Exercise prompt: Pick out the lines containing "this".

Extracted information:
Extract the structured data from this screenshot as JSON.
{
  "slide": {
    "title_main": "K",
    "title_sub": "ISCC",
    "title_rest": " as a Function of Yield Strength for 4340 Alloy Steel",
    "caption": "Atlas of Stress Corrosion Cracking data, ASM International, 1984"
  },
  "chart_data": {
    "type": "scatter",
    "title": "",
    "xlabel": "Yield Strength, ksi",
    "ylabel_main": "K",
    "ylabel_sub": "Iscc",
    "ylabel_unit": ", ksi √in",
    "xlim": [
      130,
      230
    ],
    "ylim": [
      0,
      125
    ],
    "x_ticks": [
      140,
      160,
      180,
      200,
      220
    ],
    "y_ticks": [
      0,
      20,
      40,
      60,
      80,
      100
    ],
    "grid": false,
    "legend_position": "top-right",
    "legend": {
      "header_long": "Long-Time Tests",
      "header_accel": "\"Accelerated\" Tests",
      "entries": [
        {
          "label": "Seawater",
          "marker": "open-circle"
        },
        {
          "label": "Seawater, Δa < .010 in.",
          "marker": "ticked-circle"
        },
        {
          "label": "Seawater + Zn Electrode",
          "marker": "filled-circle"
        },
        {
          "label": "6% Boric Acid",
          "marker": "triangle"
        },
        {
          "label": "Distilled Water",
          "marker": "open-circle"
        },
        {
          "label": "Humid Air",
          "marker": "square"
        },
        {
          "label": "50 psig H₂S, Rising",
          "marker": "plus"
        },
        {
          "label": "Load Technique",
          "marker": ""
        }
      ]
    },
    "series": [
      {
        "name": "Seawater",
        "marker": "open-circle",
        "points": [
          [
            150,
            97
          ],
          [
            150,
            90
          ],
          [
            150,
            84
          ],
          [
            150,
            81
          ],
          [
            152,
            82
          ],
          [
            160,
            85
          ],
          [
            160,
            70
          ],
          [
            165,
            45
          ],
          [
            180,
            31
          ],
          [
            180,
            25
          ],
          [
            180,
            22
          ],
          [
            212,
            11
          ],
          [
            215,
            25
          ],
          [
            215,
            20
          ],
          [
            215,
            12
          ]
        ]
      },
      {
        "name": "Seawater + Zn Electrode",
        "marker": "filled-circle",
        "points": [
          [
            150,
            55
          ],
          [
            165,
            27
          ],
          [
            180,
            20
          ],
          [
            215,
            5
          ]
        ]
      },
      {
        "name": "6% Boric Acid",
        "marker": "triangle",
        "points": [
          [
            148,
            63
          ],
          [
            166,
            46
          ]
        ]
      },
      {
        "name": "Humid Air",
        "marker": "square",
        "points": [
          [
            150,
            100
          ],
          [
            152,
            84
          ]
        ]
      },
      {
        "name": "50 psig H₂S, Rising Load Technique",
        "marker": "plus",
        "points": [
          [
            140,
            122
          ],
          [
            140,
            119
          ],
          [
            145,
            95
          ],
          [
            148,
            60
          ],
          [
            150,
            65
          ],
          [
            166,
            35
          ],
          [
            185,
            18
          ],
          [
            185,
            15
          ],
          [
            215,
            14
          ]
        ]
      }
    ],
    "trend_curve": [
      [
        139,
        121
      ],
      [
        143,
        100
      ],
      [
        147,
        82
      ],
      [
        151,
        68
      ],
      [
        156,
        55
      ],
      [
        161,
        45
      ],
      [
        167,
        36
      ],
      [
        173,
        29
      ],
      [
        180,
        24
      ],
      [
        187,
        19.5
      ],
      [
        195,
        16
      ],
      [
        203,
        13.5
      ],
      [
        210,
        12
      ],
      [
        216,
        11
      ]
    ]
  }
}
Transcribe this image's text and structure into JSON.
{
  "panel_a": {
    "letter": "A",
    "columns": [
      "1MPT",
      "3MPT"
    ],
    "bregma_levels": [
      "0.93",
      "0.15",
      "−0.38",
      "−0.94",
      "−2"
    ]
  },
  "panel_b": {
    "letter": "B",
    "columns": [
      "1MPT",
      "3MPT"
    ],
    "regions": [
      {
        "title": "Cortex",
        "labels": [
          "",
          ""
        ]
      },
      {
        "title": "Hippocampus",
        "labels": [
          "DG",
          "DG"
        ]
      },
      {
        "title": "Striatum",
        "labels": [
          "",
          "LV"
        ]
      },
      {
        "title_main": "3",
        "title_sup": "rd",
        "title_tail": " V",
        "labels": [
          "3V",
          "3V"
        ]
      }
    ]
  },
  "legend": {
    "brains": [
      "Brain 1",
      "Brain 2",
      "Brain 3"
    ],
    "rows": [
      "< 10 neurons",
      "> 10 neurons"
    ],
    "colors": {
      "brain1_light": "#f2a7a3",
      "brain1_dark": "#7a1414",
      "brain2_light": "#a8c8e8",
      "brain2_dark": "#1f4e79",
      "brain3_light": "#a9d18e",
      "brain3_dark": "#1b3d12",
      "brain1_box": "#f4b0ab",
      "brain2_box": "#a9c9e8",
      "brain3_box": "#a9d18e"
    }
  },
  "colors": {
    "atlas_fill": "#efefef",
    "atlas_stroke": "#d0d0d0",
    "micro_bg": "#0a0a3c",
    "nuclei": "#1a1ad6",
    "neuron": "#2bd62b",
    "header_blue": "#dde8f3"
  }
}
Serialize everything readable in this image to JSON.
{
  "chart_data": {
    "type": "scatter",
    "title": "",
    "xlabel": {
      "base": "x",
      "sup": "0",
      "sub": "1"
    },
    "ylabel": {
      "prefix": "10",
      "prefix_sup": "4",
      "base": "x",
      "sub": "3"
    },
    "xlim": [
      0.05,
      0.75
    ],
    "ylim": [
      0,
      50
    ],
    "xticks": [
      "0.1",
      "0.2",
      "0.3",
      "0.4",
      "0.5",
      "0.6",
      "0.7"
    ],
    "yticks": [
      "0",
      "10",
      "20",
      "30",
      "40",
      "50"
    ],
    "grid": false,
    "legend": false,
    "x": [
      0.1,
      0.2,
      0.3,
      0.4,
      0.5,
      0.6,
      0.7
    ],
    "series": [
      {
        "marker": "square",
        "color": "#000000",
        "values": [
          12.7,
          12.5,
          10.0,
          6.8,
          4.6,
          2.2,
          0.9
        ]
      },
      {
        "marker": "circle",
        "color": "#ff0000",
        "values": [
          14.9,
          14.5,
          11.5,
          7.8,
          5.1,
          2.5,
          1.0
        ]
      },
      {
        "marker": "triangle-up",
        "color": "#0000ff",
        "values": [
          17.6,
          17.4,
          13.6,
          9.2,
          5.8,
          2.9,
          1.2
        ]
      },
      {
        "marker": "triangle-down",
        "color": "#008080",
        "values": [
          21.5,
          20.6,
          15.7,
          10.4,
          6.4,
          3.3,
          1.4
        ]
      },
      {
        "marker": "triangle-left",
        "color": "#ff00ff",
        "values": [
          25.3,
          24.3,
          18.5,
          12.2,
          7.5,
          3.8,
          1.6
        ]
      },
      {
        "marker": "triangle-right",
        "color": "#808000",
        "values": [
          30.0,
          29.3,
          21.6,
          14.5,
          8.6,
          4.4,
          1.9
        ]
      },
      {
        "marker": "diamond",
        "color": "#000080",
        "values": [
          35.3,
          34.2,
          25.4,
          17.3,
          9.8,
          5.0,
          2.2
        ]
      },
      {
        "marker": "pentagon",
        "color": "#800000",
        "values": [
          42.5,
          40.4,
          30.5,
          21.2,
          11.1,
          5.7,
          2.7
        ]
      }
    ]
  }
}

Answer to the task:
Extract the structured data from this screenshot as JSON.
Transcribe this image's text and structure into JSON.
Serialize everything readable in this image to JSON.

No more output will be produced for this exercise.